+++ Data section +++

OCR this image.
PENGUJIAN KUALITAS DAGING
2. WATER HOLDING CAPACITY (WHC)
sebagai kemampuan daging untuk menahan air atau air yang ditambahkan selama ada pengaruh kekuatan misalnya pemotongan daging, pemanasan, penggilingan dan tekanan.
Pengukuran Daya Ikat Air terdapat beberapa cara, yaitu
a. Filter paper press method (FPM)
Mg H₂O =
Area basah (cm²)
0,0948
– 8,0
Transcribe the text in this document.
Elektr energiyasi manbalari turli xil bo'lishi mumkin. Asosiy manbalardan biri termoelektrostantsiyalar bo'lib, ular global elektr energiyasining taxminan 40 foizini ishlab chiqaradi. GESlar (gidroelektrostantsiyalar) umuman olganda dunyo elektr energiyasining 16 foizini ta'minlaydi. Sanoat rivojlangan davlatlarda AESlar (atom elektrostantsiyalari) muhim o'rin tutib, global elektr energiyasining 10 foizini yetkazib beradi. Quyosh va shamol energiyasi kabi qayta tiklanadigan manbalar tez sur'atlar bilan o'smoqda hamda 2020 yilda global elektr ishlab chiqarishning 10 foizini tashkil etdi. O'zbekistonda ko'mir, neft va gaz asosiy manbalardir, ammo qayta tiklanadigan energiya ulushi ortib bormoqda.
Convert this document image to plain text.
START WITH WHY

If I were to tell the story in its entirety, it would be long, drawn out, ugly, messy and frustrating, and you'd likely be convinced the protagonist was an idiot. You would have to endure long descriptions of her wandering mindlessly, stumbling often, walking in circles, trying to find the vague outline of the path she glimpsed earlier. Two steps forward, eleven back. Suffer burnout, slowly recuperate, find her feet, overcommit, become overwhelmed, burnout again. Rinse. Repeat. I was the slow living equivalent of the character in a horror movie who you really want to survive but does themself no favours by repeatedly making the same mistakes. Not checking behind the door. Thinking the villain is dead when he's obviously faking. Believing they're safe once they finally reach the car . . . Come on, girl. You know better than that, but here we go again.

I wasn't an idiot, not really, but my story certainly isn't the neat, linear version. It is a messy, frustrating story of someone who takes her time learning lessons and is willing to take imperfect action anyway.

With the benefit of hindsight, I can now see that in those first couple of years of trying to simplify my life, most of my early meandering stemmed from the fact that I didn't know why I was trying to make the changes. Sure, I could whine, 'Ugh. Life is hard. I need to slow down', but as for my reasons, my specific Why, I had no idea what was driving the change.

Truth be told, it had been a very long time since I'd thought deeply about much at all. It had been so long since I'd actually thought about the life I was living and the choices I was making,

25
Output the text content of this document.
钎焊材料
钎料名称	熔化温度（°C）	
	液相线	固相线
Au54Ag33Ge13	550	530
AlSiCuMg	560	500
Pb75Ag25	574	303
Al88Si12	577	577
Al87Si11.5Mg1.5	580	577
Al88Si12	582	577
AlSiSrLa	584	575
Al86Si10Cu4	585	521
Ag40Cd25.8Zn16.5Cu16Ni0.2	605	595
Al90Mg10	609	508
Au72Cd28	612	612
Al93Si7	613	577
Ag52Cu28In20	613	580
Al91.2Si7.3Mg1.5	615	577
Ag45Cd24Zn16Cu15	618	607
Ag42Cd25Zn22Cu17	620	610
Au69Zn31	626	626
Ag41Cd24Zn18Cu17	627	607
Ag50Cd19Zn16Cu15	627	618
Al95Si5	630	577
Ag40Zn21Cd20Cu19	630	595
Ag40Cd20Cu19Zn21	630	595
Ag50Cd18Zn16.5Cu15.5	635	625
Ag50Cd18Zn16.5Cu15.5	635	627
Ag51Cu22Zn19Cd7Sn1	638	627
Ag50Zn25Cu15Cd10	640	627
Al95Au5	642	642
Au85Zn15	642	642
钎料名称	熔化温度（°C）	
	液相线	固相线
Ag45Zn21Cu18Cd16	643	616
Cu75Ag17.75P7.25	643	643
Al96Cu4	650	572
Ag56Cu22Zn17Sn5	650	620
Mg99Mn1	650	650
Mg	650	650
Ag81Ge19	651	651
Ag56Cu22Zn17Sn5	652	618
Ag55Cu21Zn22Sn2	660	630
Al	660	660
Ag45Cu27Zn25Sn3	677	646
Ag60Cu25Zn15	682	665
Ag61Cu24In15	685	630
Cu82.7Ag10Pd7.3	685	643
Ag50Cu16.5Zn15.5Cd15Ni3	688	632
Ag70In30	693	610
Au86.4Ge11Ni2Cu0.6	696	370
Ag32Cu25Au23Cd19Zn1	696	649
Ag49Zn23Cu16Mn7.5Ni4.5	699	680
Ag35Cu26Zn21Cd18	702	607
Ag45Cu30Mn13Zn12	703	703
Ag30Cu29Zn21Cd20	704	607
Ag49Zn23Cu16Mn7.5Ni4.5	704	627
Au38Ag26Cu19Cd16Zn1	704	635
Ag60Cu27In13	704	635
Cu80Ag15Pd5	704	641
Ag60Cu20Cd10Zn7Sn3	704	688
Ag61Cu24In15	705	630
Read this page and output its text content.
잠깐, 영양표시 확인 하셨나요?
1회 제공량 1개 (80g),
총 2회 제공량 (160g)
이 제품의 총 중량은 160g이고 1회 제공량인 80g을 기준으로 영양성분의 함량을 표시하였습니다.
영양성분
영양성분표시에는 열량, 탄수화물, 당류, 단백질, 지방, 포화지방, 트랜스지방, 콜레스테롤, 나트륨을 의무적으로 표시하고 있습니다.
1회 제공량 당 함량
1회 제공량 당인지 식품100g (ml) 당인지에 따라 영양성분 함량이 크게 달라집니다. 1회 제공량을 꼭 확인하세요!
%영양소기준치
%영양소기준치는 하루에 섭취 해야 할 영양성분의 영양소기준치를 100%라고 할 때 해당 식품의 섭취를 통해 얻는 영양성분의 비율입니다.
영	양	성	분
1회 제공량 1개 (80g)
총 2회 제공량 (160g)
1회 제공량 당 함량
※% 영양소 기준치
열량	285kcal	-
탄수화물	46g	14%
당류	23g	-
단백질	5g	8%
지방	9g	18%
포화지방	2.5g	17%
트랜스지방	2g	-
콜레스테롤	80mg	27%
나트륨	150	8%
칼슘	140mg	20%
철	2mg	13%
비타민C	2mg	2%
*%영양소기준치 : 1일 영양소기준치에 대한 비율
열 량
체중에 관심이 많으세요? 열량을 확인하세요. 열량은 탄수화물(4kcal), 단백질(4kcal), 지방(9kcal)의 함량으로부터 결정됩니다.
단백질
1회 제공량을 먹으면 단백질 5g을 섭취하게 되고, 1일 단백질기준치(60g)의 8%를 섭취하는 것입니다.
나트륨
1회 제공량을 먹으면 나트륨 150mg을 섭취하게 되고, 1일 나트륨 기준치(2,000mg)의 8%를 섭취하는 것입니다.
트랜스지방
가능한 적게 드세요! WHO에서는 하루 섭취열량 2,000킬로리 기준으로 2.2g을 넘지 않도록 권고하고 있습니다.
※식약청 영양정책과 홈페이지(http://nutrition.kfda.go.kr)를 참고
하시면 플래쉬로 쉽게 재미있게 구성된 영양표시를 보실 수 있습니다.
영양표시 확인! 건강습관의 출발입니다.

+++

| Exercise prompt |
Type the whole listing again, unaltered.

| Final answer |
OCR this image.
PENGUJIAN KUALITAS DAGING
2. WATER HOLDING CAPACITY (WHC)
sebagai kemampuan daging untuk menahan air atau air yang ditambahkan selama ada pengaruh kekuatan misalnya pemotongan daging, pemanasan, penggilingan dan tekanan.
Pengukuran Daya Ikat Air terdapat beberapa cara, yaitu
a. Filter paper press method (FPM)
Mg H₂O =
Area basah (cm²)
0,0948
– 8,0
Transcribe the text in this document.
Elektr energiyasi manbalari turli xil bo'lishi mumkin. Asosiy manbalardan biri termoelektrostantsiyalar bo'lib, ular global elektr energiyasining taxminan 40 foizini ishlab chiqaradi. GESlar (gidroelektrostantsiyalar) umuman olganda dunyo elektr energiyasining 16 foizini ta'minlaydi. Sanoat rivojlangan davlatlarda AESlar (atom elektrostantsiyalari) muhim o'rin tutib, global elektr energiyasining 10 foizini yetkazib beradi. Quyosh va shamol energiyasi kabi qayta tiklanadigan manbalar tez sur'atlar bilan o'smoqda hamda 2020 yilda global elektr ishlab chiqarishning 10 foizini tashkil etdi. O'zbekistonda ko'mir, neft va gaz asosiy manbalardir, ammo qayta tiklanadigan energiya ulushi ortib bormoqda.
Convert this document image to plain text.
START WITH WHY

If I were to tell the story in its entirety, it would be long, drawn out, ugly, messy and frustrating, and you'd likely be convinced the protagonist was an idiot. You would have to endure long descriptions of her wandering mindlessly, stumbling often, walking in circles, trying to find the vague outline of the path she glimpsed earlier. Two steps forward, eleven back. Suffer burnout, slowly recuperate, find her feet, overcommit, become overwhelmed, burnout again. Rinse. Repeat. I was the slow living equivalent of the character in a horror movie who you really want to survive but does themself no favours by repeatedly making the same mistakes. Not checking behind the door. Thinking the villain is dead when he's obviously faking. Believing they're safe once they finally reach the car . . . Come on, girl. You know better than that, but here we go again.

I wasn't an idiot, not really, but my story certainly isn't the neat, linear version. It is a messy, frustrating story of someone who takes her time learning lessons and is willing to take imperfect action anyway.

With the benefit of hindsight, I can now see that in those first couple of years of trying to simplify my life, most of my early meandering stemmed from the fact that I didn't know why I was trying to make the changes. Sure, I could whine, 'Ugh. Life is hard. I need to slow down', but as for my reasons, my specific Why, I had no idea what was driving the change.

Truth be told, it had been a very long time since I'd thought deeply about much at all. It had been so long since I'd actually thought about the life I was living and the choices I was making,

25
Output the text content of this document.
钎焊材料
钎料名称	熔化温度（°C）	
	液相线	固相线
Au54Ag33Ge13	550	530
AlSiCuMg	560	500
Pb75Ag25	574	303
Al88Si12	577	577
Al87Si11.5Mg1.5	580	577
Al88Si12	582	577
AlSiSrLa	584	575
Al86Si10Cu4	585	521
Ag40Cd25.8Zn16.5Cu16Ni0.2	605	595
Al90Mg10	609	508
Au72Cd28	612	612
Al93Si7	613	577
Ag52Cu28In20	613	580
Al91.2Si7.3Mg1.5	615	577
Ag45Cd24Zn16Cu15	618	607
Ag42Cd25Zn22Cu17	620	610
Au69Zn31	626	626
Ag41Cd24Zn18Cu17	627	607
Ag50Cd19Zn16Cu15	627	618
Al95Si5	630	577
Ag40Zn21Cd20Cu19	630	595
Ag40Cd20Cu19Zn21	630	595
Ag50Cd18Zn16.5Cu15.5	635	625
Ag50Cd18Zn16.5Cu15.5	635	627
Ag51Cu22Zn19Cd7Sn1	638	627
Ag50Zn25Cu15Cd10	640	627
Al95Au5	642	642
Au85Zn15	642	642
钎料名称	熔化温度（°C）	
	液相线	固相线
Ag45Zn21Cu18Cd16	643	616
Cu75Ag17.75P7.25	643	643
Al96Cu4	650	572
Ag56Cu22Zn17Sn5	650	620
Mg99Mn1	650	650
Mg	650	650
Ag81Ge19	651	651
Ag56Cu22Zn17Sn5	652	618
Ag55Cu21Zn22Sn2	660	630
Al	660	660
Ag45Cu27Zn25Sn3	677	646
Ag60Cu25Zn15	682	665
Ag61Cu24In15	685	630
Cu82.7Ag10Pd7.3	685	643
Ag50Cu16.5Zn15.5Cd15Ni3	688	632
Ag70In30	693	610
Au86.4Ge11Ni2Cu0.6	696	370
Ag32Cu25Au23Cd19Zn1	696	649
Ag49Zn23Cu16Mn7.5Ni4.5	699	680
Ag35Cu26Zn21Cd18	702	607
Ag45Cu30Mn13Zn12	703	703
Ag30Cu29Zn21Cd20	704	607
Ag49Zn23Cu16Mn7.5Ni4.5	704	627
Au38Ag26Cu19Cd16Zn1	704	635
Ag60Cu27In13	704	635
Cu80Ag15Pd5	704	641
Ag60Cu20Cd10Zn7Sn3	704	688
Ag61Cu24In15	705	630
Read this page and output its text content.
잠깐, 영양표시 확인 하셨나요?
1회 제공량 1개 (80g),
총 2회 제공량 (160g)
이 제품의 총 중량은 160g이고 1회 제공량인 80g을 기준으로 영양성분의 함량을 표시하였습니다.
영양성분
영양성분표시에는 열량, 탄수화물, 당류, 단백질, 지방, 포화지방, 트랜스지방, 콜레스테롤, 나트륨을 의무적으로 표시하고 있습니다.
1회 제공량 당 함량
1회 제공량 당인지 식품100g (ml) 당인지에 따라 영양성분 함량이 크게 달라집니다. 1회 제공량을 꼭 확인하세요!
%영양소기준치
%영양소기준치는 하루에 섭취 해야 할 영양성분의 영양소기준치를 100%라고 할 때 해당 식품의 섭취를 통해 얻는 영양성분의 비율입니다.
영	양	성	분
1회 제공량 1개 (80g)
총 2회 제공량 (160g)
1회 제공량 당 함량
※% 영양소 기준치
열량	285kcal	-
탄수화물	46g	14%
당류	23g	-
단백질	5g	8%
지방	9g	18%
포화지방	2.5g	17%
트랜스지방	2g	-
콜레스테롤	80mg	27%
나트륨	150	8%
칼슘	140mg	20%
철	2mg	13%
비타민C	2mg	2%
*%영양소기준치 : 1일 영양소기준치에 대한 비율
열 량
체중에 관심이 많으세요? 열량을 확인하세요. 열량은 탄수화물(4kcal), 단백질(4kcal), 지방(9kcal)의 함량으로부터 결정됩니다.
단백질
1회 제공량을 먹으면 단백질 5g을 섭취하게 되고, 1일 단백질기준치(60g)의 8%를 섭취하는 것입니다.
나트륨
1회 제공량을 먹으면 나트륨 150mg을 섭취하게 되고, 1일 나트륨 기준치(2,000mg)의 8%를 섭취하는 것입니다.
트랜스지방
가능한 적게 드세요! WHO에서는 하루 섭취열량 2,000킬로리 기준으로 2.2g을 넘지 않도록 권고하고 있습니다.
※식약청 영양정책과 홈페이지(http://nutrition.kfda.go.kr)를 참고
하시면 플래쉬로 쉽게 재미있게 구성된 영양표시를 보실 수 있습니다.
영양표시 확인! 건강습관의 출발입니다.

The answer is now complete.